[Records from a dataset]

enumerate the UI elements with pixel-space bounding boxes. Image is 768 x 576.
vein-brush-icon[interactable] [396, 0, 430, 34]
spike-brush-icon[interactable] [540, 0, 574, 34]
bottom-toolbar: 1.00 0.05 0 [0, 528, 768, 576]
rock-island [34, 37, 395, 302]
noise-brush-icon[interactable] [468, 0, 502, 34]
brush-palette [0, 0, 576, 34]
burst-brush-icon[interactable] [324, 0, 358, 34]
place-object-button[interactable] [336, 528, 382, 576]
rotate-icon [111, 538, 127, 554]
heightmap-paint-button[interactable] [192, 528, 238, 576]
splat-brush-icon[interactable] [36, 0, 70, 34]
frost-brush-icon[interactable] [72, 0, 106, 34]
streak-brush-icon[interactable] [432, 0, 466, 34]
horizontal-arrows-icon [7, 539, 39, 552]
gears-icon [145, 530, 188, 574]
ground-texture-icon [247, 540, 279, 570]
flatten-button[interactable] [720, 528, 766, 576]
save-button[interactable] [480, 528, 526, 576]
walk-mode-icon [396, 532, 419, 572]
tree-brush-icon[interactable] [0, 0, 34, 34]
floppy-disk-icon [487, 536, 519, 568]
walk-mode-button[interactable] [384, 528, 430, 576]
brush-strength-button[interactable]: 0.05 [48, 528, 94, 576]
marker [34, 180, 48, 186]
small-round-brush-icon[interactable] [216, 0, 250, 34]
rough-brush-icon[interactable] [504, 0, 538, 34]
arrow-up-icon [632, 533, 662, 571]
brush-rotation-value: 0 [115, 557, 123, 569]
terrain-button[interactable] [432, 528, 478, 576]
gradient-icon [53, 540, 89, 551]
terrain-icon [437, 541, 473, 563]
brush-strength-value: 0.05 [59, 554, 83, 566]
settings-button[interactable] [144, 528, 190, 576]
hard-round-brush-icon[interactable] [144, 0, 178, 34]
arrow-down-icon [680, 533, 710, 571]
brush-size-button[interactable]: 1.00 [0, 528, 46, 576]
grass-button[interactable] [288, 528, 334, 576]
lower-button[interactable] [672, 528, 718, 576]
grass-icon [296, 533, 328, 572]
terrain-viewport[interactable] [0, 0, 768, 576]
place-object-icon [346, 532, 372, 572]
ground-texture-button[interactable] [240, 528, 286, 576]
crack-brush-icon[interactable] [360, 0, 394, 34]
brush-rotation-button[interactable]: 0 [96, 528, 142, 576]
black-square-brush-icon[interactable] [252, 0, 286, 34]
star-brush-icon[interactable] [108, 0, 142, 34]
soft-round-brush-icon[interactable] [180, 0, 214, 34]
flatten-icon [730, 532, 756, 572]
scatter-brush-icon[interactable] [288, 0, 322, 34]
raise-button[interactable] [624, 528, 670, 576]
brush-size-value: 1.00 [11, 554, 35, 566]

- _Required work_
Can you edit the items starting at the first line and ending at the line containing "brush-strength-value: 0.05 [59, 554, 83, 566]", changing "walk-mode" to "first-person" and keeping everything else the same, then give back only those lines?

- _Completed exercise_
enumerate the UI elements with pixel-space bounding boxes. Image is 768 x 576.
vein-brush-icon[interactable] [396, 0, 430, 34]
spike-brush-icon[interactable] [540, 0, 574, 34]
bottom-toolbar: 1.00 0.05 0 [0, 528, 768, 576]
rock-island [34, 37, 395, 302]
noise-brush-icon[interactable] [468, 0, 502, 34]
brush-palette [0, 0, 576, 34]
burst-brush-icon[interactable] [324, 0, 358, 34]
place-object-button[interactable] [336, 528, 382, 576]
rotate-icon [111, 538, 127, 554]
heightmap-paint-button[interactable] [192, 528, 238, 576]
splat-brush-icon[interactable] [36, 0, 70, 34]
frost-brush-icon[interactable] [72, 0, 106, 34]
streak-brush-icon[interactable] [432, 0, 466, 34]
horizontal-arrows-icon [7, 539, 39, 552]
gears-icon [145, 530, 188, 574]
ground-texture-icon [247, 540, 279, 570]
flatten-button[interactable] [720, 528, 766, 576]
save-button[interactable] [480, 528, 526, 576]
first-person-icon [396, 532, 419, 572]
tree-brush-icon[interactable] [0, 0, 34, 34]
floppy-disk-icon [487, 536, 519, 568]
first-person-button[interactable] [384, 528, 430, 576]
brush-strength-button[interactable]: 0.05 [48, 528, 94, 576]
marker [34, 180, 48, 186]
small-round-brush-icon[interactable] [216, 0, 250, 34]
rough-brush-icon[interactable] [504, 0, 538, 34]
arrow-up-icon [632, 533, 662, 571]
brush-rotation-value: 0 [115, 557, 123, 569]
terrain-button[interactable] [432, 528, 478, 576]
gradient-icon [53, 540, 89, 551]
terrain-icon [437, 541, 473, 563]
brush-strength-value: 0.05 [59, 554, 83, 566]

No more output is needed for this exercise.